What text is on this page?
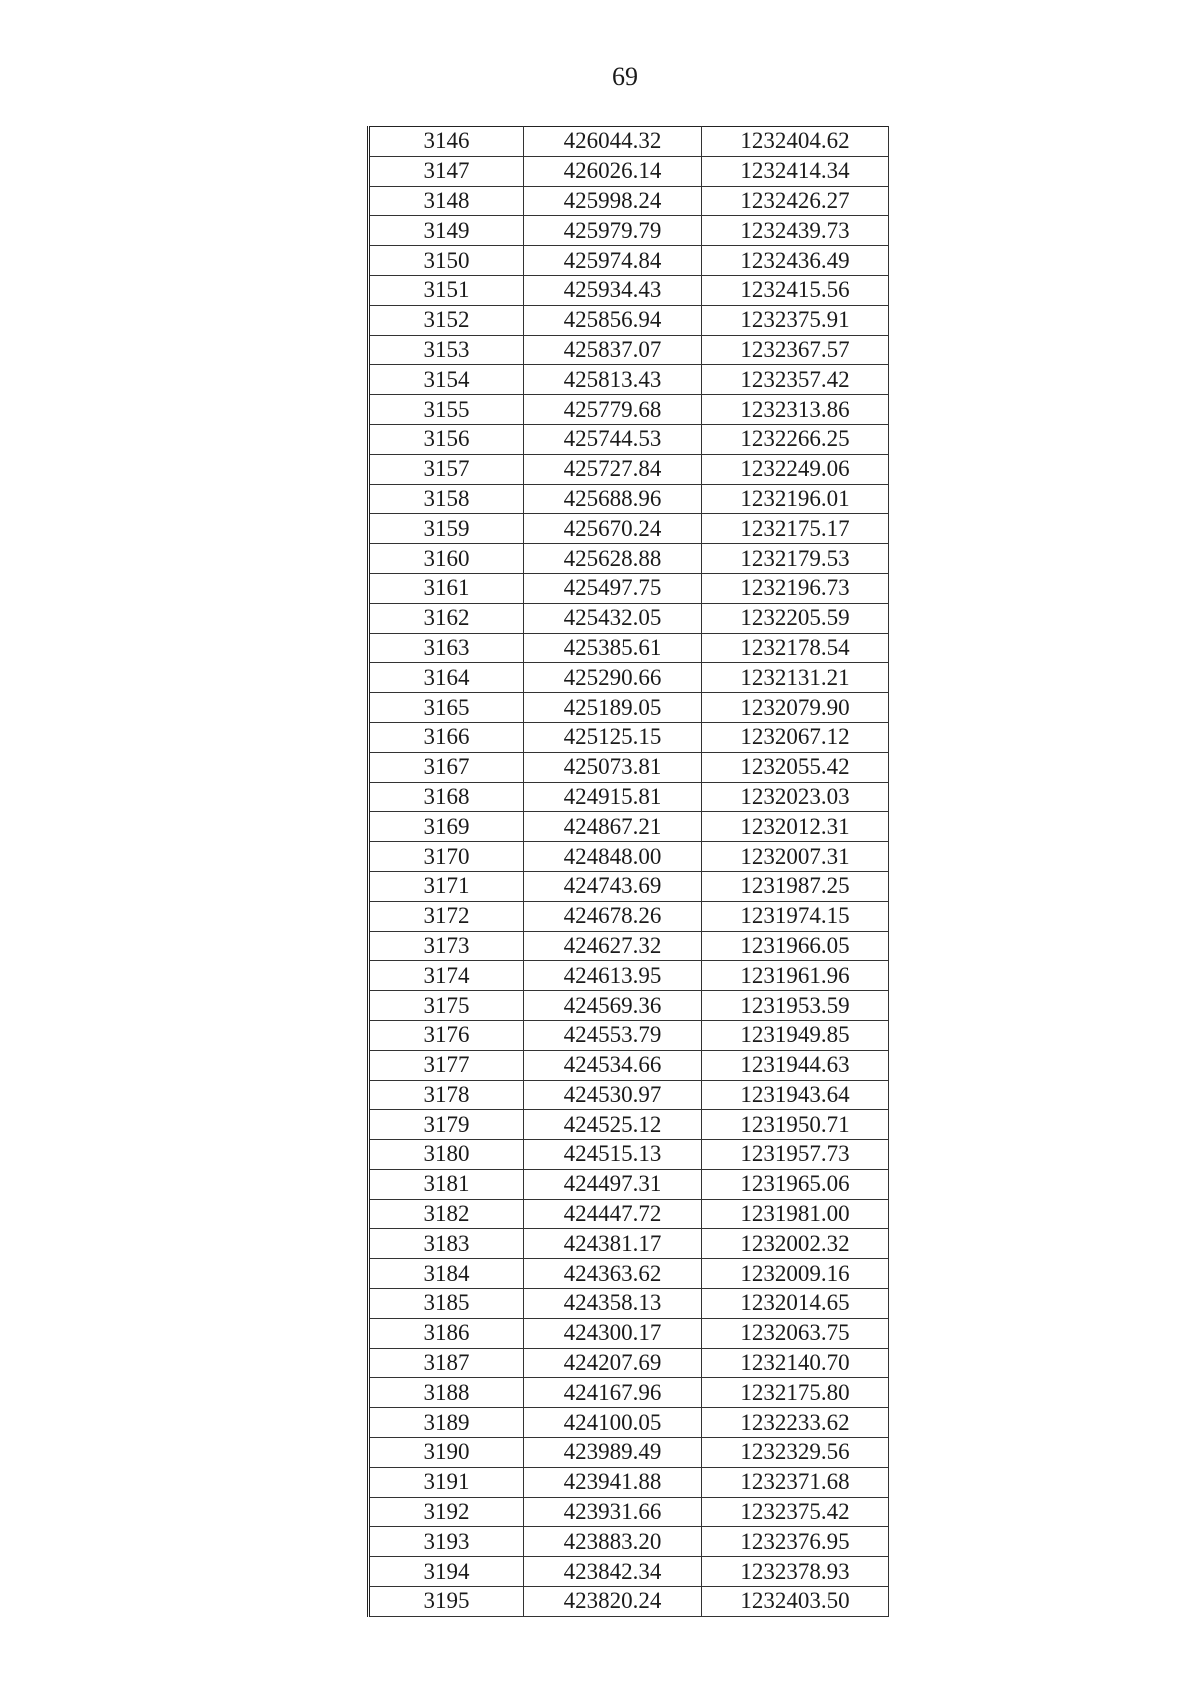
69
3146	426044.32	1232404.62
3147	426026.14	1232414.34
3148	425998.24	1232426.27
3149	425979.79	1232439.73
3150	425974.84	1232436.49
3151	425934.43	1232415.56
3152	425856.94	1232375.91
3153	425837.07	1232367.57
3154	425813.43	1232357.42
3155	425779.68	1232313.86
3156	425744.53	1232266.25
3157	425727.84	1232249.06
3158	425688.96	1232196.01
3159	425670.24	1232175.17
3160	425628.88	1232179.53
3161	425497.75	1232196.73
3162	425432.05	1232205.59
3163	425385.61	1232178.54
3164	425290.66	1232131.21
3165	425189.05	1232079.90
3166	425125.15	1232067.12
3167	425073.81	1232055.42
3168	424915.81	1232023.03
3169	424867.21	1232012.31
3170	424848.00	1232007.31
3171	424743.69	1231987.25
3172	424678.26	1231974.15
3173	424627.32	1231966.05
3174	424613.95	1231961.96
3175	424569.36	1231953.59
3176	424553.79	1231949.85
3177	424534.66	1231944.63
3178	424530.97	1231943.64
3179	424525.12	1231950.71
3180	424515.13	1231957.73
3181	424497.31	1231965.06
3182	424447.72	1231981.00
3183	424381.17	1232002.32
3184	424363.62	1232009.16
3185	424358.13	1232014.65
3186	424300.17	1232063.75
3187	424207.69	1232140.70
3188	424167.96	1232175.80
3189	424100.05	1232233.62
3190	423989.49	1232329.56
3191	423941.88	1232371.68
3192	423931.66	1232375.42
3193	423883.20	1232376.95
3194	423842.34	1232378.93
3195	423820.24	1232403.50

▬▬▬▬▬▬▬▬▬▬

Requirements => Print out every entry above without changing a word, and leave out the pictures.

Correct result =>
What text is on this page?
69
3146	426044.32	1232404.62
3147	426026.14	1232414.34
3148	425998.24	1232426.27
3149	425979.79	1232439.73
3150	425974.84	1232436.49
3151	425934.43	1232415.56
3152	425856.94	1232375.91
3153	425837.07	1232367.57
3154	425813.43	1232357.42
3155	425779.68	1232313.86
3156	425744.53	1232266.25
3157	425727.84	1232249.06
3158	425688.96	1232196.01
3159	425670.24	1232175.17
3160	425628.88	1232179.53
3161	425497.75	1232196.73
3162	425432.05	1232205.59
3163	425385.61	1232178.54
3164	425290.66	1232131.21
3165	425189.05	1232079.90
3166	425125.15	1232067.12
3167	425073.81	1232055.42
3168	424915.81	1232023.03
3169	424867.21	1232012.31
3170	424848.00	1232007.31
3171	424743.69	1231987.25
3172	424678.26	1231974.15
3173	424627.32	1231966.05
3174	424613.95	1231961.96
3175	424569.36	1231953.59
3176	424553.79	1231949.85
3177	424534.66	1231944.63
3178	424530.97	1231943.64
3179	424525.12	1231950.71
3180	424515.13	1231957.73
3181	424497.31	1231965.06
3182	424447.72	1231981.00
3183	424381.17	1232002.32
3184	424363.62	1232009.16
3185	424358.13	1232014.65
3186	424300.17	1232063.75
3187	424207.69	1232140.70
3188	424167.96	1232175.80
3189	424100.05	1232233.62
3190	423989.49	1232329.56
3191	423941.88	1232371.68
3192	423931.66	1232375.42
3193	423883.20	1232376.95
3194	423842.34	1232378.93
3195	423820.24	1232403.50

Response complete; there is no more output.